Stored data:

§

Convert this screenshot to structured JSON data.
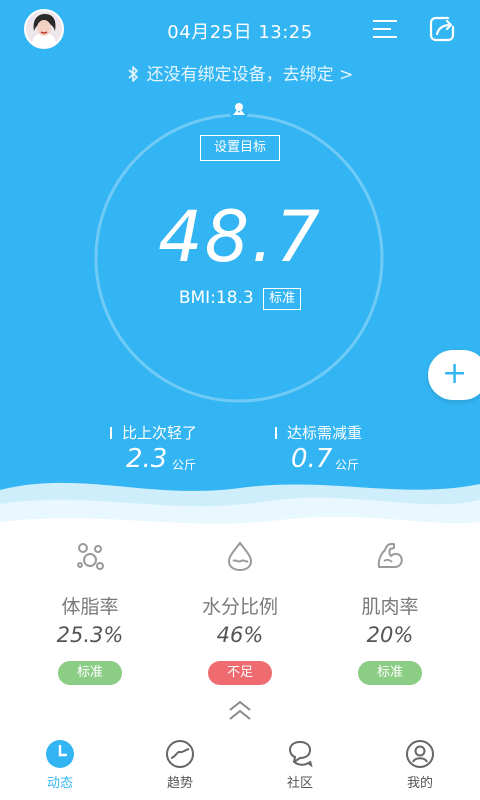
{
  "header": {
    "date_time": "04月25日 13:25",
    "bind_prompt": "还没有绑定设备，去绑定 >"
  },
  "dashboard": {
    "set_goal": "设置目标",
    "weight": "48.7",
    "bmi_text": "BMI:18.3",
    "bmi_status": "标准",
    "stats": [
      {
        "label": "比上次轻了",
        "value": "2.3",
        "unit": "公斤"
      },
      {
        "label": "达标需减重",
        "value": "0.7",
        "unit": "公斤"
      }
    ]
  },
  "metrics": [
    {
      "name": "体脂率",
      "value": "25.3%",
      "status": "标准",
      "status_color": "#8ccd86",
      "icon": "body-fat-icon"
    },
    {
      "name": "水分比例",
      "value": "46%",
      "status": "不足",
      "status_color": "#ee6b6f",
      "icon": "water-drop-icon"
    },
    {
      "name": "肌肉率",
      "value": "20%",
      "status": "标准",
      "status_color": "#8ccd86",
      "icon": "muscle-arm-icon"
    }
  ],
  "tabs": [
    {
      "label": "动态",
      "icon": "clock-icon",
      "active": true
    },
    {
      "label": "趋势",
      "icon": "trend-icon",
      "active": false
    },
    {
      "label": "社区",
      "icon": "community-icon",
      "active": false
    },
    {
      "label": "我的",
      "icon": "user-icon",
      "active": false
    }
  ],
  "colors": {
    "primary": "#33b5f3",
    "ok": "#8ccd86",
    "warning": "#ee6b6f"
  }
}
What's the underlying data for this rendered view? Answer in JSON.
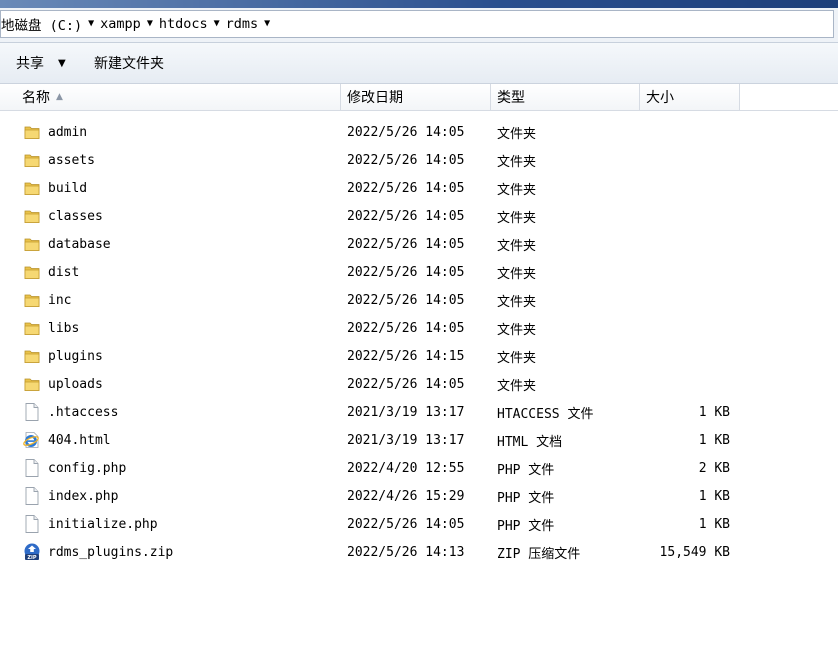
{
  "address": {
    "crumbs": [
      "地磁盘 (C:)",
      "xampp",
      "htdocs",
      "rdms"
    ]
  },
  "toolbar": {
    "share_label": "共享",
    "new_folder_label": "新建文件夹"
  },
  "columns": {
    "name": "名称",
    "date": "修改日期",
    "type": "类型",
    "size": "大小"
  },
  "files": [
    {
      "icon": "folder-icon",
      "name": "admin",
      "date": "2022/5/26 14:05",
      "type": "文件夹",
      "size": ""
    },
    {
      "icon": "folder-icon",
      "name": "assets",
      "date": "2022/5/26 14:05",
      "type": "文件夹",
      "size": ""
    },
    {
      "icon": "folder-icon",
      "name": "build",
      "date": "2022/5/26 14:05",
      "type": "文件夹",
      "size": ""
    },
    {
      "icon": "folder-icon",
      "name": "classes",
      "date": "2022/5/26 14:05",
      "type": "文件夹",
      "size": ""
    },
    {
      "icon": "folder-icon",
      "name": "database",
      "date": "2022/5/26 14:05",
      "type": "文件夹",
      "size": ""
    },
    {
      "icon": "folder-icon",
      "name": "dist",
      "date": "2022/5/26 14:05",
      "type": "文件夹",
      "size": ""
    },
    {
      "icon": "folder-icon",
      "name": "inc",
      "date": "2022/5/26 14:05",
      "type": "文件夹",
      "size": ""
    },
    {
      "icon": "folder-icon",
      "name": "libs",
      "date": "2022/5/26 14:05",
      "type": "文件夹",
      "size": ""
    },
    {
      "icon": "folder-icon",
      "name": "plugins",
      "date": "2022/5/26 14:15",
      "type": "文件夹",
      "size": ""
    },
    {
      "icon": "folder-icon",
      "name": "uploads",
      "date": "2022/5/26 14:05",
      "type": "文件夹",
      "size": ""
    },
    {
      "icon": "file-icon",
      "name": ".htaccess",
      "date": "2021/3/19 13:17",
      "type": "HTACCESS 文件",
      "size": "1 KB"
    },
    {
      "icon": "ie-html-icon",
      "name": "404.html",
      "date": "2021/3/19 13:17",
      "type": "HTML 文档",
      "size": "1 KB"
    },
    {
      "icon": "file-icon",
      "name": "config.php",
      "date": "2022/4/20 12:55",
      "type": "PHP 文件",
      "size": "2 KB"
    },
    {
      "icon": "file-icon",
      "name": "index.php",
      "date": "2022/4/26 15:29",
      "type": "PHP 文件",
      "size": "1 KB"
    },
    {
      "icon": "file-icon",
      "name": "initialize.php",
      "date": "2022/5/26 14:05",
      "type": "PHP 文件",
      "size": "1 KB"
    },
    {
      "icon": "zip-icon",
      "name": "rdms_plugins.zip",
      "date": "2022/5/26 14:13",
      "type": "ZIP 压缩文件",
      "size": "15,549 KB"
    }
  ]
}
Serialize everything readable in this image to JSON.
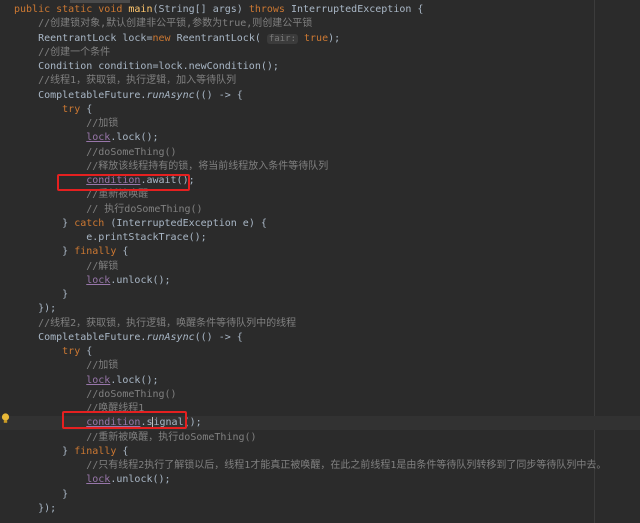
{
  "lines": [
    {
      "parts": [
        [
          "kw",
          "public static void "
        ],
        [
          "fn",
          "main"
        ],
        [
          "",
          "(String[] args) "
        ],
        [
          "kw",
          "throws "
        ],
        [
          "",
          "InterruptedException {"
        ]
      ]
    },
    {
      "parts": [
        [
          "cm",
          "    //创建锁对象,默认创建非公平锁,参数为true,则创建公平锁"
        ]
      ]
    },
    {
      "parts": [
        [
          "",
          "    ReentrantLock lock="
        ],
        [
          "kw",
          "new "
        ],
        [
          "",
          "ReentrantLock( "
        ],
        [
          "hint",
          "fair:"
        ],
        [
          "kw",
          " true"
        ],
        [
          "",
          ");"
        ]
      ]
    },
    {
      "parts": [
        [
          "cm",
          "    //创建一个条件"
        ]
      ]
    },
    {
      "parts": [
        [
          "",
          "    Condition condition=lock.newCondition();"
        ]
      ]
    },
    {
      "parts": [
        [
          "cm",
          "    //线程1，获取锁，执行逻辑，加入等待队列"
        ]
      ]
    },
    {
      "parts": [
        [
          "",
          "    CompletableFuture."
        ],
        [
          "it",
          "runAsync"
        ],
        [
          "",
          "(() -> {"
        ]
      ]
    },
    {
      "parts": [
        [
          "kw",
          "        try "
        ],
        [
          "",
          "{"
        ]
      ]
    },
    {
      "parts": [
        [
          "cm",
          "            //加锁"
        ]
      ]
    },
    {
      "parts": [
        [
          "",
          "            "
        ],
        [
          "fld",
          "lock"
        ],
        [
          "",
          ".lock();"
        ]
      ]
    },
    {
      "parts": [
        [
          "cm",
          "            //doSomeThing()"
        ]
      ]
    },
    {
      "parts": [
        [
          "cm",
          "            //释放该线程持有的锁，将当前线程放入条件等待队列"
        ]
      ]
    },
    {
      "parts": [
        [
          "",
          "            "
        ],
        [
          "fld",
          "condition"
        ],
        [
          "",
          ".await();"
        ]
      ]
    },
    {
      "parts": [
        [
          "cm",
          "            //重新被唤醒"
        ]
      ]
    },
    {
      "parts": [
        [
          "cm",
          "            // 执行doSomeThing()"
        ]
      ]
    },
    {
      "parts": [
        [
          "",
          "        } "
        ],
        [
          "kw",
          "catch "
        ],
        [
          "",
          "(InterruptedException e) {"
        ]
      ]
    },
    {
      "parts": [
        [
          "",
          "            e.printStackTrace();"
        ]
      ]
    },
    {
      "parts": [
        [
          "",
          "        } "
        ],
        [
          "kw",
          "finally "
        ],
        [
          "",
          "{"
        ]
      ]
    },
    {
      "parts": [
        [
          "cm",
          "            //解锁"
        ]
      ]
    },
    {
      "parts": [
        [
          "",
          "            "
        ],
        [
          "fld",
          "lock"
        ],
        [
          "",
          ".unlock();"
        ]
      ]
    },
    {
      "parts": [
        [
          "",
          "        }"
        ]
      ]
    },
    {
      "parts": [
        [
          "",
          "    });"
        ]
      ]
    },
    {
      "parts": [
        [
          "cm",
          "    //线程2，获取锁，执行逻辑，唤醒条件等待队列中的线程"
        ]
      ]
    },
    {
      "parts": [
        [
          "",
          "    CompletableFuture."
        ],
        [
          "it",
          "runAsync"
        ],
        [
          "",
          "(() -> {"
        ]
      ]
    },
    {
      "parts": [
        [
          "kw",
          "        try "
        ],
        [
          "",
          "{"
        ]
      ]
    },
    {
      "parts": [
        [
          "cm",
          "            //加锁"
        ]
      ]
    },
    {
      "parts": [
        [
          "",
          "            "
        ],
        [
          "fld",
          "lock"
        ],
        [
          "",
          ".lock();"
        ]
      ]
    },
    {
      "parts": [
        [
          "cm",
          "            //doSomeThing()"
        ]
      ]
    },
    {
      "parts": [
        [
          "cm",
          "            //唤醒线程1"
        ]
      ]
    },
    {
      "parts": [
        [
          "",
          "            "
        ],
        [
          "fld",
          "condition"
        ],
        [
          "",
          ".s"
        ],
        [
          "caret",
          ""
        ],
        [
          "",
          "ignal();"
        ]
      ]
    },
    {
      "parts": [
        [
          "cm",
          "            //重新被唤醒，执行doSomeThing()"
        ]
      ]
    },
    {
      "parts": [
        [
          "",
          "        } "
        ],
        [
          "kw",
          "finally "
        ],
        [
          "",
          "{"
        ]
      ]
    },
    {
      "parts": [
        [
          "cm",
          "            //只有线程2执行了解锁以后，线程1才能真正被唤醒，在此之前线程1是由条件等待队列转移到了同步等待队列中去。"
        ]
      ]
    },
    {
      "parts": [
        [
          "",
          "            "
        ],
        [
          "fld",
          "lock"
        ],
        [
          "",
          ".unlock();"
        ]
      ]
    },
    {
      "parts": [
        [
          "",
          "        }"
        ]
      ]
    },
    {
      "parts": [
        [
          "",
          "    });"
        ]
      ]
    }
  ],
  "colors": {
    "background": "#2b2b2b",
    "keyword": "#cc7832",
    "comment": "#808080",
    "method": "#ffc66d",
    "field": "#9876aa",
    "highlight_box": "#e52020"
  },
  "icons": {
    "gutter": "lightbulb-icon"
  }
}
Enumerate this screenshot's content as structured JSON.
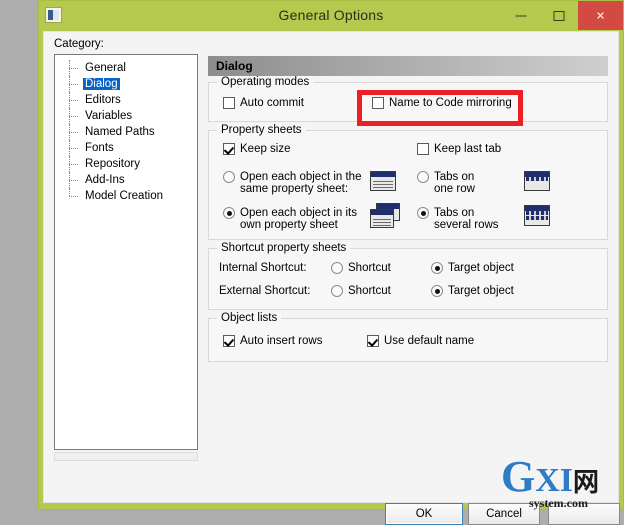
{
  "window": {
    "title": "General Options",
    "icon": "application-icon",
    "buttons": {
      "minimize": "–",
      "maximize": "□",
      "close": "×"
    }
  },
  "category": {
    "label": "Category:",
    "items": [
      {
        "label": "General",
        "selected": false
      },
      {
        "label": "Dialog",
        "selected": true
      },
      {
        "label": "Editors",
        "selected": false
      },
      {
        "label": "Variables",
        "selected": false
      },
      {
        "label": "Named Paths",
        "selected": false
      },
      {
        "label": "Fonts",
        "selected": false
      },
      {
        "label": "Repository",
        "selected": false
      },
      {
        "label": "Add-Ins",
        "selected": false
      },
      {
        "label": "Model Creation",
        "selected": false
      }
    ]
  },
  "pane": {
    "header": "Dialog",
    "operating_modes": {
      "title": "Operating modes",
      "auto_commit": {
        "label": "Auto commit",
        "checked": false
      },
      "name_to_code_mirroring": {
        "label": "Name to Code mirroring",
        "checked": false,
        "highlight_color": "#ec2024"
      }
    },
    "property_sheets": {
      "title": "Property sheets",
      "keep_size": {
        "label": "Keep size",
        "checked": true
      },
      "keep_last_tab": {
        "label": "Keep last tab",
        "checked": false
      },
      "open_same": {
        "label_line1": "Open each object in the",
        "label_line2": "same property sheet:",
        "selected": false
      },
      "open_own": {
        "label_line1": "Open each object in its",
        "label_line2": "own property sheet",
        "selected": true
      },
      "tabs_one_row": {
        "label_line1": "Tabs on",
        "label_line2": "one row",
        "selected": false
      },
      "tabs_several_rows": {
        "label_line1": "Tabs on",
        "label_line2": "several rows",
        "selected": true
      }
    },
    "shortcut_property_sheets": {
      "title": "Shortcut property sheets",
      "internal_label": "Internal Shortcut:",
      "external_label": "External Shortcut:",
      "internal_shortcut": {
        "label": "Shortcut",
        "selected": false
      },
      "internal_target": {
        "label": "Target object",
        "selected": true
      },
      "external_shortcut": {
        "label": "Shortcut",
        "selected": false
      },
      "external_target": {
        "label": "Target object",
        "selected": true
      }
    },
    "object_lists": {
      "title": "Object lists",
      "auto_insert_rows": {
        "label": "Auto insert rows",
        "checked": true
      },
      "use_default_name": {
        "label": "Use default name",
        "checked": true
      }
    }
  },
  "footer": {
    "ok": "OK",
    "cancel": "Cancel",
    "third": ""
  },
  "watermark": {
    "g": "G",
    "xi": "XI",
    "cn": "网",
    "sub": "system.com"
  }
}
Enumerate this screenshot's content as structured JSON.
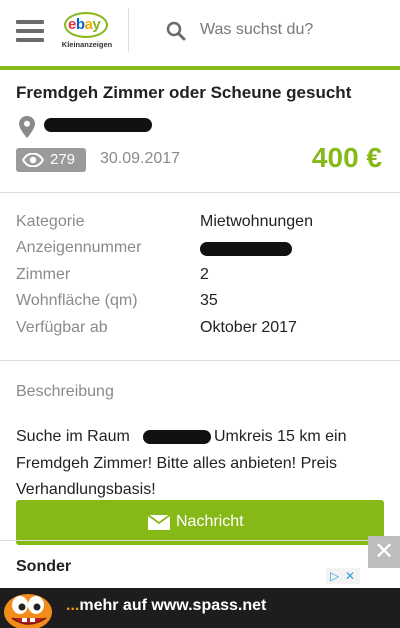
{
  "header": {
    "logo_brand": "ebay",
    "logo_sub": "Kleinanzeigen",
    "search_placeholder": "Was suchst du?"
  },
  "listing": {
    "title": "Fremdgeh Zimmer oder Scheune gesucht",
    "views": "279",
    "date": "30.09.2017",
    "price": "400 €"
  },
  "details": [
    {
      "key": "Kategorie",
      "value": "Mietwohnungen"
    },
    {
      "key": "Anzeigennummer",
      "value": ""
    },
    {
      "key": "Zimmer",
      "value": "2"
    },
    {
      "key": "Wohnfläche (qm)",
      "value": "35"
    },
    {
      "key": "Verfügbar ab",
      "value": "Oktober 2017"
    }
  ],
  "description": {
    "heading": "Beschreibung",
    "line1_a": "Suche im Raum",
    "line1_b": "Umkreis 15 km ein",
    "line2": "Fremdgeh Zimmer! Bitte alles anbieten! Preis",
    "line3": "Verhandlungsbasis!"
  },
  "contact_button": {
    "label": "Nachricht"
  },
  "cut_off_heading": "Sonder",
  "close_ad": "✕",
  "footer": {
    "dots": "...",
    "text": "mehr auf www.spass.net"
  },
  "colors": {
    "accent": "#86b817",
    "footer_bg": "#1d1d1d",
    "badge": "#9a9a9a"
  }
}
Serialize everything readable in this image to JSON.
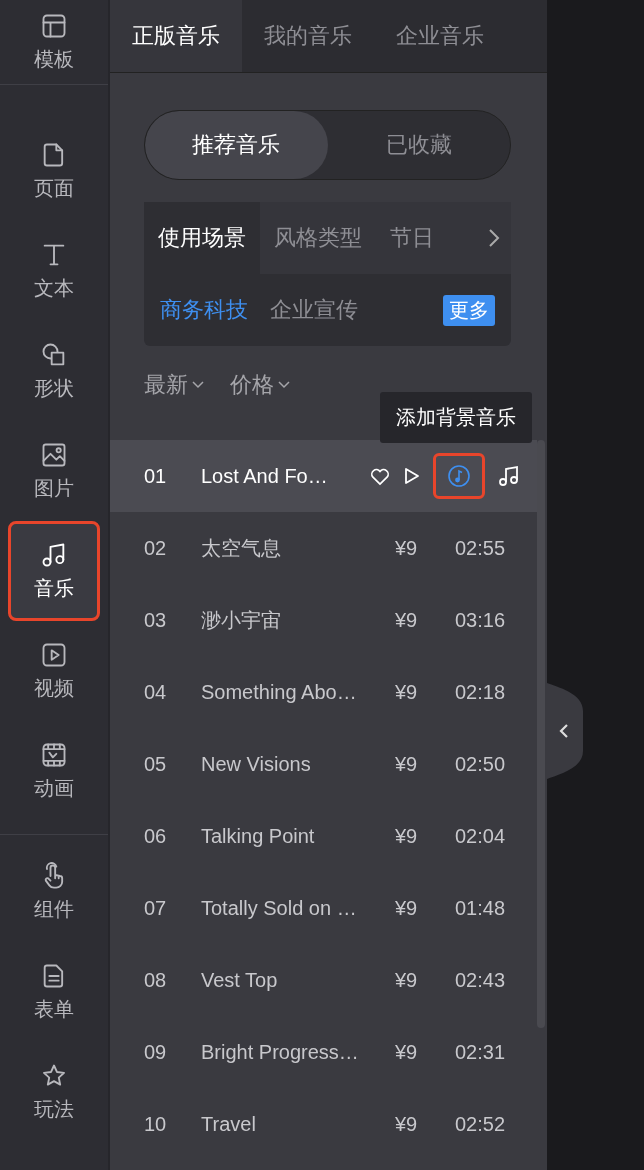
{
  "sidebar": {
    "groups": [
      {
        "items": [
          {
            "label": "模板",
            "selected": false,
            "highlighted": false
          }
        ]
      },
      {
        "items": [
          {
            "label": "页面",
            "selected": false,
            "highlighted": false
          },
          {
            "label": "文本",
            "selected": false,
            "highlighted": false
          },
          {
            "label": "形状",
            "selected": false,
            "highlighted": false
          },
          {
            "label": "图片",
            "selected": false,
            "highlighted": false
          },
          {
            "label": "音乐",
            "selected": true,
            "highlighted": true
          },
          {
            "label": "视频",
            "selected": false,
            "highlighted": false
          },
          {
            "label": "动画",
            "selected": false,
            "highlighted": false
          }
        ]
      },
      {
        "items": [
          {
            "label": "组件",
            "selected": false,
            "highlighted": false
          },
          {
            "label": "表单",
            "selected": false,
            "highlighted": false
          },
          {
            "label": "玩法",
            "selected": false,
            "highlighted": false
          }
        ]
      }
    ]
  },
  "tabs": [
    {
      "label": "正版音乐",
      "selected": true
    },
    {
      "label": "我的音乐",
      "selected": false
    },
    {
      "label": "企业音乐",
      "selected": false
    }
  ],
  "segments": [
    {
      "label": "推荐音乐",
      "selected": true
    },
    {
      "label": "已收藏",
      "selected": false
    }
  ],
  "categories": [
    {
      "label": "使用场景",
      "selected": true
    },
    {
      "label": "风格类型",
      "selected": false
    },
    {
      "label": "节日",
      "selected": false
    }
  ],
  "tags": [
    {
      "label": "商务科技",
      "selected": true
    },
    {
      "label": "企业宣传",
      "selected": false
    }
  ],
  "more_button": "更多",
  "sorts": [
    "最新",
    "价格"
  ],
  "tooltip": "添加背景音乐",
  "tracks": [
    {
      "kind": "hover",
      "number": "01",
      "title": "Lost And Fo…",
      "highlighted": true
    },
    {
      "kind": "plain",
      "number": "02",
      "title": "太空气息",
      "price": "¥9",
      "duration": "02:55"
    },
    {
      "kind": "plain",
      "number": "03",
      "title": "渺小宇宙",
      "price": "¥9",
      "duration": "03:16"
    },
    {
      "kind": "plain",
      "number": "04",
      "title": "Something Abo…",
      "price": "¥9",
      "duration": "02:18"
    },
    {
      "kind": "plain",
      "number": "05",
      "title": "New Visions",
      "price": "¥9",
      "duration": "02:50"
    },
    {
      "kind": "plain",
      "number": "06",
      "title": "Talking Point",
      "price": "¥9",
      "duration": "02:04"
    },
    {
      "kind": "plain",
      "number": "07",
      "title": "Totally Sold on …",
      "price": "¥9",
      "duration": "01:48"
    },
    {
      "kind": "plain",
      "number": "08",
      "title": "Vest Top",
      "price": "¥9",
      "duration": "02:43"
    },
    {
      "kind": "plain",
      "number": "09",
      "title": "Bright Progress…",
      "price": "¥9",
      "duration": "02:31"
    },
    {
      "kind": "plain",
      "number": "10",
      "title": "Travel",
      "price": "¥9",
      "duration": "02:52"
    }
  ]
}
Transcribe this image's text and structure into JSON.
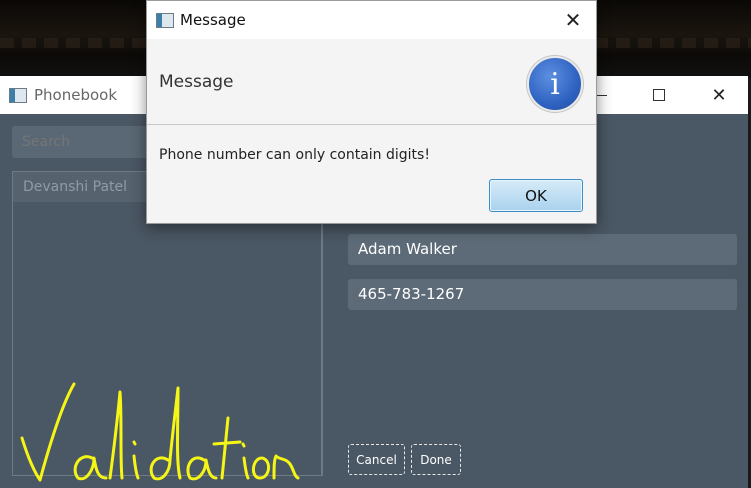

§

GOAL OF THE EXERCISE: Report back each line of the entries that holds the string "执行逻辑".

OUTPUT FOR THIS EXERCISE:
          "    //线程1，获取锁，执行逻辑，加入等待队列"
          "    //线程2，获取锁，执行逻辑，唤醒条件等待队列中的线程"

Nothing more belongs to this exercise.